● **What needs to be done**
Report each line of the data that has "在平面直角坐标系中" somewhere in it.

### Material for this exercise

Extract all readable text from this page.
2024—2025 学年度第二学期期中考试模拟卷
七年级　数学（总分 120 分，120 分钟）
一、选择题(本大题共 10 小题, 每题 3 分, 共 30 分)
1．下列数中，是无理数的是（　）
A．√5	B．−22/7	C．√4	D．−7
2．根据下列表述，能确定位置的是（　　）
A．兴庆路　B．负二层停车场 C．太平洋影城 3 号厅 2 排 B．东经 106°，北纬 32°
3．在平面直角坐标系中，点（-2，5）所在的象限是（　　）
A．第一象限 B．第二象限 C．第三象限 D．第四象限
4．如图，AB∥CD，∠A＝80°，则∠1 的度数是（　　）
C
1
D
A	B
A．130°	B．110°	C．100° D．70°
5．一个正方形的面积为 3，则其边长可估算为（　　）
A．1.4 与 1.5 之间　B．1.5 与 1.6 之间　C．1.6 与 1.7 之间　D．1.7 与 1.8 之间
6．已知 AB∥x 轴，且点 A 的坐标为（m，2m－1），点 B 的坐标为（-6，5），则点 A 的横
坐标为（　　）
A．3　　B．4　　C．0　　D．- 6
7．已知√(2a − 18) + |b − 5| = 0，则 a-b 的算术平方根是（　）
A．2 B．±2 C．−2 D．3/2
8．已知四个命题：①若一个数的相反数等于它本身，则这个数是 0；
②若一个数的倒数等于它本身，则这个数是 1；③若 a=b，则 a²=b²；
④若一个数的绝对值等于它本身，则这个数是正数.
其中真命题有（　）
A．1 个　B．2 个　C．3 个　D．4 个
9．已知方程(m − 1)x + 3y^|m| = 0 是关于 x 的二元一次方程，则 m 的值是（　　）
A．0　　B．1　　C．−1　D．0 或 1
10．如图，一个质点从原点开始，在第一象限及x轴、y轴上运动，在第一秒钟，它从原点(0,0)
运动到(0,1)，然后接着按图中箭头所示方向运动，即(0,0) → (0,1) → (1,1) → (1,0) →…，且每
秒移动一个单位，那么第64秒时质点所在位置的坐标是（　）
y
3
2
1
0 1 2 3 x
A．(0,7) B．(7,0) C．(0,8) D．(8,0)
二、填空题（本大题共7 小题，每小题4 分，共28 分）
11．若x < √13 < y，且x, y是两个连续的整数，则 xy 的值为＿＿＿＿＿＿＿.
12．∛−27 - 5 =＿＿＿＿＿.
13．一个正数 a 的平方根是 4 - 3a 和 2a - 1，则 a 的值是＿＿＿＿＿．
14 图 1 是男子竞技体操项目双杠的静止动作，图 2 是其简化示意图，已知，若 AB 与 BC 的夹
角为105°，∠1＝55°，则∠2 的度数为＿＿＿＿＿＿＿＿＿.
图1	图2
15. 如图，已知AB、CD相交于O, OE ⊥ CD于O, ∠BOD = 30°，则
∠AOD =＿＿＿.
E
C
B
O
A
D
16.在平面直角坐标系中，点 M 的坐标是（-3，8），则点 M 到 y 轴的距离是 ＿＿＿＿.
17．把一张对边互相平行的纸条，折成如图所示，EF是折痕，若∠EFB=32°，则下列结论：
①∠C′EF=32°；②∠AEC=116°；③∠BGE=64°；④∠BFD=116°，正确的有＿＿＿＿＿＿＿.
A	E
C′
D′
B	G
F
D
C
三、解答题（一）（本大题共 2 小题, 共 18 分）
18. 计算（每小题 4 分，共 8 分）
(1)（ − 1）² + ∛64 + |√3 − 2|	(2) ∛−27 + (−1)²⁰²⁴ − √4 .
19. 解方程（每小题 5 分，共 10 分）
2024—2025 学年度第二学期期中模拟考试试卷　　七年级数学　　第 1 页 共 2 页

######

● **Solution**
3．在平面直角坐标系中，点（-2，5）所在的象限是（　　）
16.在平面直角坐标系中，点 M 的坐标是（-3，8），则点 M 到 y 轴的距离是 ＿＿＿＿.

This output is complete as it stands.